'''

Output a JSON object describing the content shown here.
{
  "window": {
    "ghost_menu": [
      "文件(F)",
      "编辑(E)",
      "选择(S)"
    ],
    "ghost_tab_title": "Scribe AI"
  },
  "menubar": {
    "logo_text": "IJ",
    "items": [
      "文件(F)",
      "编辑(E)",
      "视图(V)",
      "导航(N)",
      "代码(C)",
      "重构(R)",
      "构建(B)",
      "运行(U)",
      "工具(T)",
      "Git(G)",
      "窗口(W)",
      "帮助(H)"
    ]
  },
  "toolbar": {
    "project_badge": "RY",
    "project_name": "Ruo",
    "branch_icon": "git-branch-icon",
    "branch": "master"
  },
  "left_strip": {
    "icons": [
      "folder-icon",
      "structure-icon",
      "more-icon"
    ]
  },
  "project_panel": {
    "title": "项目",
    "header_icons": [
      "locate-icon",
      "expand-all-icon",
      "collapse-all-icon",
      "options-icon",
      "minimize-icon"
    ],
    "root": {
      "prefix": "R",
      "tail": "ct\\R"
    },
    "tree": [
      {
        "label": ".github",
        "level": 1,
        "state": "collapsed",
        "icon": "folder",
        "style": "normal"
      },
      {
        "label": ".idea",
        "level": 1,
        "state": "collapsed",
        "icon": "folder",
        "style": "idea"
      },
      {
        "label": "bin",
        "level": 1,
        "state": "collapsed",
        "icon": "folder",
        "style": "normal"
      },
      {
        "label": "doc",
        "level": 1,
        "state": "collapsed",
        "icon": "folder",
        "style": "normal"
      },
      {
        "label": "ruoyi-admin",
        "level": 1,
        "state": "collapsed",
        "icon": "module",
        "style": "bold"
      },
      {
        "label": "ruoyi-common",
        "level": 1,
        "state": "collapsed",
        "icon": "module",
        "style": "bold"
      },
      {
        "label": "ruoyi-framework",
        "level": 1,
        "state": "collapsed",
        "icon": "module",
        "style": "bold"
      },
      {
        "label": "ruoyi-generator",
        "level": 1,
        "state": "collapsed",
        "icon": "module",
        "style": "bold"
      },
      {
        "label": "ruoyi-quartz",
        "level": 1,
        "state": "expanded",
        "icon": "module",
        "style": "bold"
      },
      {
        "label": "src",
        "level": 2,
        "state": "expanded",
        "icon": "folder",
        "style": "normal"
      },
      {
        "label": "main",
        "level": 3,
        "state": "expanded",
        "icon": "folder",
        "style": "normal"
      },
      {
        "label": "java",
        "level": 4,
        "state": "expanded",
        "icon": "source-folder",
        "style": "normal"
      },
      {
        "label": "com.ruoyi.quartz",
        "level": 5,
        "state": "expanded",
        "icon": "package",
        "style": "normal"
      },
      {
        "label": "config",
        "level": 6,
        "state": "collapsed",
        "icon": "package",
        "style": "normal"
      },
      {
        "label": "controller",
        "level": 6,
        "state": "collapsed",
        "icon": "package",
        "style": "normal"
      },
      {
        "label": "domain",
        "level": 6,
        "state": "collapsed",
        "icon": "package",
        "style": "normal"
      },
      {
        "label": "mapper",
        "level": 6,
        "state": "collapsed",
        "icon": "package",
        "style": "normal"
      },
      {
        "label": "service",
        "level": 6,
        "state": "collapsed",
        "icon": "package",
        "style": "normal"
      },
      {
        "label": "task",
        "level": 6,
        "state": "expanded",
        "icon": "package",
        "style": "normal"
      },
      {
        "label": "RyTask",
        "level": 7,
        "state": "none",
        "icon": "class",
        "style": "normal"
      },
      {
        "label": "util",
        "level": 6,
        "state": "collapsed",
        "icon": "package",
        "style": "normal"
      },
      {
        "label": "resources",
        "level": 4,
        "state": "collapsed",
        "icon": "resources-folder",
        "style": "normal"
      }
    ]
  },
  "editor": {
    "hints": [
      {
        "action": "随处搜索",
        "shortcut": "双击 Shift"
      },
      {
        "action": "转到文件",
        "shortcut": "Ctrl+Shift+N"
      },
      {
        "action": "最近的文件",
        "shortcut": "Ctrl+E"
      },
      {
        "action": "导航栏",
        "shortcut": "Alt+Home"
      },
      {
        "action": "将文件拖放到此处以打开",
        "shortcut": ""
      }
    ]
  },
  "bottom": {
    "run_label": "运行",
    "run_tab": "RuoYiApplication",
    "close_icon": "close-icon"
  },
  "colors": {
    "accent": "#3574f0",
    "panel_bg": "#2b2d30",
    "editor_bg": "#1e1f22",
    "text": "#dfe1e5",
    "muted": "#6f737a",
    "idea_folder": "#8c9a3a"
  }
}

'''

■ Task objective
How many lines in the records hold the string "shortcut"? Reply with the number alone.

■ Exercise response
5